◆ Exercise goal:
Find "What does this" in the data below; transcribe the line it appears on and each line after it, exactly, to the end, and nothing else.

═════ Stored data

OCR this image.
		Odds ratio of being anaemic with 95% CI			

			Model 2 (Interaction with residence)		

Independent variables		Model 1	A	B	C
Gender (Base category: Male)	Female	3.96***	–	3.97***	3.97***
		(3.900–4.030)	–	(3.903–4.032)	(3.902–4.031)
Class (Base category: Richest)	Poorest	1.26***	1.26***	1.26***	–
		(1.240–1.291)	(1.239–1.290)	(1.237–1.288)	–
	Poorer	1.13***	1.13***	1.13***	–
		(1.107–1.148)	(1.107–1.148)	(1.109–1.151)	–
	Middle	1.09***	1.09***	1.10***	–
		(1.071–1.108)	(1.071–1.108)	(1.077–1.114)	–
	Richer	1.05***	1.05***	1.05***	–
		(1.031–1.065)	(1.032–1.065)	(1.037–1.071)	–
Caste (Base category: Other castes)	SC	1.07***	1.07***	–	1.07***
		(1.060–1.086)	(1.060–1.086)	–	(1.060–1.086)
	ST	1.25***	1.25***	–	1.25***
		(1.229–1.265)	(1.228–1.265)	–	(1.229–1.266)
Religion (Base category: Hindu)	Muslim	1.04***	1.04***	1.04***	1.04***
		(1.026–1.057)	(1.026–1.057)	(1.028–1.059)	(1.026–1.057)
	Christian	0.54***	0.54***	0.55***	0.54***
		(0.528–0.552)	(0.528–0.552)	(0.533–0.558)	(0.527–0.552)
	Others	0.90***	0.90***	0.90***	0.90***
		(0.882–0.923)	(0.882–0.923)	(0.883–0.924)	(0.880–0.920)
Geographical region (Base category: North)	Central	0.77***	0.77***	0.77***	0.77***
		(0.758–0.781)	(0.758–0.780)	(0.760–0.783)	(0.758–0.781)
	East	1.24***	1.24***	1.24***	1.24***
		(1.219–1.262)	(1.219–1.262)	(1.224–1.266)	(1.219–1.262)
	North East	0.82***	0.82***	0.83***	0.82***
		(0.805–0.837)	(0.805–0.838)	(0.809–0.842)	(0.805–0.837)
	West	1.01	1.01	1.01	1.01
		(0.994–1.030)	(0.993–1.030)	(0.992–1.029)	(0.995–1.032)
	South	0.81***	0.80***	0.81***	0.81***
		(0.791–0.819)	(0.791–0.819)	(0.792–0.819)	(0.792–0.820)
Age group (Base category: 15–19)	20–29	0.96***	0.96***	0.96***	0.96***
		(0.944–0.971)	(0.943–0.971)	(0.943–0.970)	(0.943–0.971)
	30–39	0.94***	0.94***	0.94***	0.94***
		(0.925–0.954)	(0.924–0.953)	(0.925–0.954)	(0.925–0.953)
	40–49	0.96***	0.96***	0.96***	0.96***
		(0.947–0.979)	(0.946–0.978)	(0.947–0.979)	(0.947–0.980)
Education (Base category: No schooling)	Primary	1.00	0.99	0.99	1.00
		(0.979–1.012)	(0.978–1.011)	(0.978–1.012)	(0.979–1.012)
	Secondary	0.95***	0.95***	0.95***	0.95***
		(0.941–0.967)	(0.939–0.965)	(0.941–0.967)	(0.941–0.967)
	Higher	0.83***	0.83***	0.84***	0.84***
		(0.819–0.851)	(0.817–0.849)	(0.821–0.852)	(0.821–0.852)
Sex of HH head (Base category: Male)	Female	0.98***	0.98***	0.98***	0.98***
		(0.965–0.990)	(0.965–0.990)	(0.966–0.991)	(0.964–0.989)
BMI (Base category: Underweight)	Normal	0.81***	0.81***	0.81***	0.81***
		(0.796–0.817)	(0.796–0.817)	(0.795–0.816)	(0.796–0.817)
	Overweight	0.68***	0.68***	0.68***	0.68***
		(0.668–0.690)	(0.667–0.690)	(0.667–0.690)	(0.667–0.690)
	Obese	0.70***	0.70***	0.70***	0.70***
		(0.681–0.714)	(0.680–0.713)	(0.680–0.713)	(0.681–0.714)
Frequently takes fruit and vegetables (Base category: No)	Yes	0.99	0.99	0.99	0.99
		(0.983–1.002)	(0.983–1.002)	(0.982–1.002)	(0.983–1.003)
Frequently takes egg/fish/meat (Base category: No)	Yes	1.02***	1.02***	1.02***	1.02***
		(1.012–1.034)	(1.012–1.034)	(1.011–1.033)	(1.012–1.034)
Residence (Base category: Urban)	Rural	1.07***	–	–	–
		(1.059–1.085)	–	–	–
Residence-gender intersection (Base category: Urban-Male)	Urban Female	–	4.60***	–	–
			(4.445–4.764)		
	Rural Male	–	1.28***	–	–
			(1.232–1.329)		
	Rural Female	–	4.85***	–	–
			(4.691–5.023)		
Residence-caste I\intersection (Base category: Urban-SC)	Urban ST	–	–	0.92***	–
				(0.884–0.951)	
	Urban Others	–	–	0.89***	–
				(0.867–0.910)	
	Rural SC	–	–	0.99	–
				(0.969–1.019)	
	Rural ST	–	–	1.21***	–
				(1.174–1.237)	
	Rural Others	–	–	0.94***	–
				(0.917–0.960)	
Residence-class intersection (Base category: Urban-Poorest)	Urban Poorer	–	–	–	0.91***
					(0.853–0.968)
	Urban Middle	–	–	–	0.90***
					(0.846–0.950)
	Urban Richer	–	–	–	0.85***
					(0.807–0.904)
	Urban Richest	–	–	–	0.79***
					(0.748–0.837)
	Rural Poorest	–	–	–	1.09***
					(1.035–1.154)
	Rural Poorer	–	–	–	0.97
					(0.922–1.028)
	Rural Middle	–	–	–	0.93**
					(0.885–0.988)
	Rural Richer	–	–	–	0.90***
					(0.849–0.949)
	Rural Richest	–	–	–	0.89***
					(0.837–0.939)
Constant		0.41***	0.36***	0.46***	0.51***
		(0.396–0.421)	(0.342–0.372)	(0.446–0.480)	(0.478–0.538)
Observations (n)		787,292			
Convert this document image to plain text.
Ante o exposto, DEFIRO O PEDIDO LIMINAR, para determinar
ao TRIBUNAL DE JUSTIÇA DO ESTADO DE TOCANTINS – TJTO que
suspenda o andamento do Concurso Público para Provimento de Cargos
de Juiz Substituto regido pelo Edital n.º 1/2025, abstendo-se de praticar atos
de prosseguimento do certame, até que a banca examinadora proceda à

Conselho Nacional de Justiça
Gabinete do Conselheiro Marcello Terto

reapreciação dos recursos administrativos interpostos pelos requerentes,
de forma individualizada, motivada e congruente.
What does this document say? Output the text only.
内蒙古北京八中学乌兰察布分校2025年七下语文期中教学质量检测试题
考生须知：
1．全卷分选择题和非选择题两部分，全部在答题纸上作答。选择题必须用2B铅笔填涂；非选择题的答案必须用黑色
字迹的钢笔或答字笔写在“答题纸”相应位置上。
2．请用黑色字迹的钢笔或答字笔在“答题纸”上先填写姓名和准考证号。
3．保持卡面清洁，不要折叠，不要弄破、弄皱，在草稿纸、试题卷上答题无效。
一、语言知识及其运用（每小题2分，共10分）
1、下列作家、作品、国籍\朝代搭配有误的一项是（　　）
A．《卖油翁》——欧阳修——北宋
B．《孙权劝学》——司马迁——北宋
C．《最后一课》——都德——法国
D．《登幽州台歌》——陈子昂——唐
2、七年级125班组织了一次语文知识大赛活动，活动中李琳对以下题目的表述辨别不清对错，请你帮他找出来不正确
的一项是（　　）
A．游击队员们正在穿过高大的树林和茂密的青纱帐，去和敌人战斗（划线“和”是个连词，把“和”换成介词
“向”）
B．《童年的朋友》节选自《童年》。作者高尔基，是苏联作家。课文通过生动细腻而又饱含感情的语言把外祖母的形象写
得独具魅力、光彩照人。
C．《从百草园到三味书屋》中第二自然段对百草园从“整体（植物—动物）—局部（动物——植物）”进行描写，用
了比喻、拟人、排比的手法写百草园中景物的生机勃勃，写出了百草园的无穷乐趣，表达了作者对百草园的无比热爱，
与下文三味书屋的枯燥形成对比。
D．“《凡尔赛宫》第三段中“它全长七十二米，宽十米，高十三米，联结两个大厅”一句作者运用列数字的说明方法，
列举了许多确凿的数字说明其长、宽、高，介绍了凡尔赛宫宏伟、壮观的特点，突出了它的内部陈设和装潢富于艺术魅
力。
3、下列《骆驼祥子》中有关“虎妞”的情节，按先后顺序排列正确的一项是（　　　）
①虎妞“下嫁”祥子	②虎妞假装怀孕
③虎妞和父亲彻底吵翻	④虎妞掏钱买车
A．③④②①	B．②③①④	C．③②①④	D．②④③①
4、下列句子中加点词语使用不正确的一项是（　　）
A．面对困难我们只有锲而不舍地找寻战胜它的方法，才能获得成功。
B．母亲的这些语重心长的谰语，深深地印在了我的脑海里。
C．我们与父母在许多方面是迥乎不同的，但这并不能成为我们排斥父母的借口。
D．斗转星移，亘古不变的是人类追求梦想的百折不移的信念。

══════════

◆ Response to this exercise:
What does this document say? Output the text only.
内蒙古北京八中学乌兰察布分校2025年七下语文期中教学质量检测试题
考生须知：
1．全卷分选择题和非选择题两部分，全部在答题纸上作答。选择题必须用2B铅笔填涂；非选择题的答案必须用黑色
字迹的钢笔或答字笔写在“答题纸”相应位置上。
2．请用黑色字迹的钢笔或答字笔在“答题纸”上先填写姓名和准考证号。
3．保持卡面清洁，不要折叠，不要弄破、弄皱，在草稿纸、试题卷上答题无效。
一、语言知识及其运用（每小题2分，共10分）
1、下列作家、作品、国籍\朝代搭配有误的一项是（　　）
A．《卖油翁》——欧阳修——北宋
B．《孙权劝学》——司马迁——北宋
C．《最后一课》——都德——法国
D．《登幽州台歌》——陈子昂——唐
2、七年级125班组织了一次语文知识大赛活动，活动中李琳对以下题目的表述辨别不清对错，请你帮他找出来不正确
的一项是（　　）
A．游击队员们正在穿过高大的树林和茂密的青纱帐，去和敌人战斗（划线“和”是个连词，把“和”换成介词
“向”）
B．《童年的朋友》节选自《童年》。作者高尔基，是苏联作家。课文通过生动细腻而又饱含感情的语言把外祖母的形象写
得独具魅力、光彩照人。
C．《从百草园到三味书屋》中第二自然段对百草园从“整体（植物—动物）—局部（动物——植物）”进行描写，用
了比喻、拟人、排比的手法写百草园中景物的生机勃勃，写出了百草园的无穷乐趣，表达了作者对百草园的无比热爱，
与下文三味书屋的枯燥形成对比。
D．“《凡尔赛宫》第三段中“它全长七十二米，宽十米，高十三米，联结两个大厅”一句作者运用列数字的说明方法，
列举了许多确凿的数字说明其长、宽、高，介绍了凡尔赛宫宏伟、壮观的特点，突出了它的内部陈设和装潢富于艺术魅
力。
3、下列《骆驼祥子》中有关“虎妞”的情节，按先后顺序排列正确的一项是（　　　）
①虎妞“下嫁”祥子	②虎妞假装怀孕
③虎妞和父亲彻底吵翻	④虎妞掏钱买车
A．③④②①	B．②③①④	C．③②①④	D．②④③①
4、下列句子中加点词语使用不正确的一项是（　　）
A．面对困难我们只有锲而不舍地找寻战胜它的方法，才能获得成功。
B．母亲的这些语重心长的谰语，深深地印在了我的脑海里。
C．我们与父母在许多方面是迥乎不同的，但这并不能成为我们排斥父母的借口。
D．斗转星移，亘古不变的是人类追求梦想的百折不移的信念。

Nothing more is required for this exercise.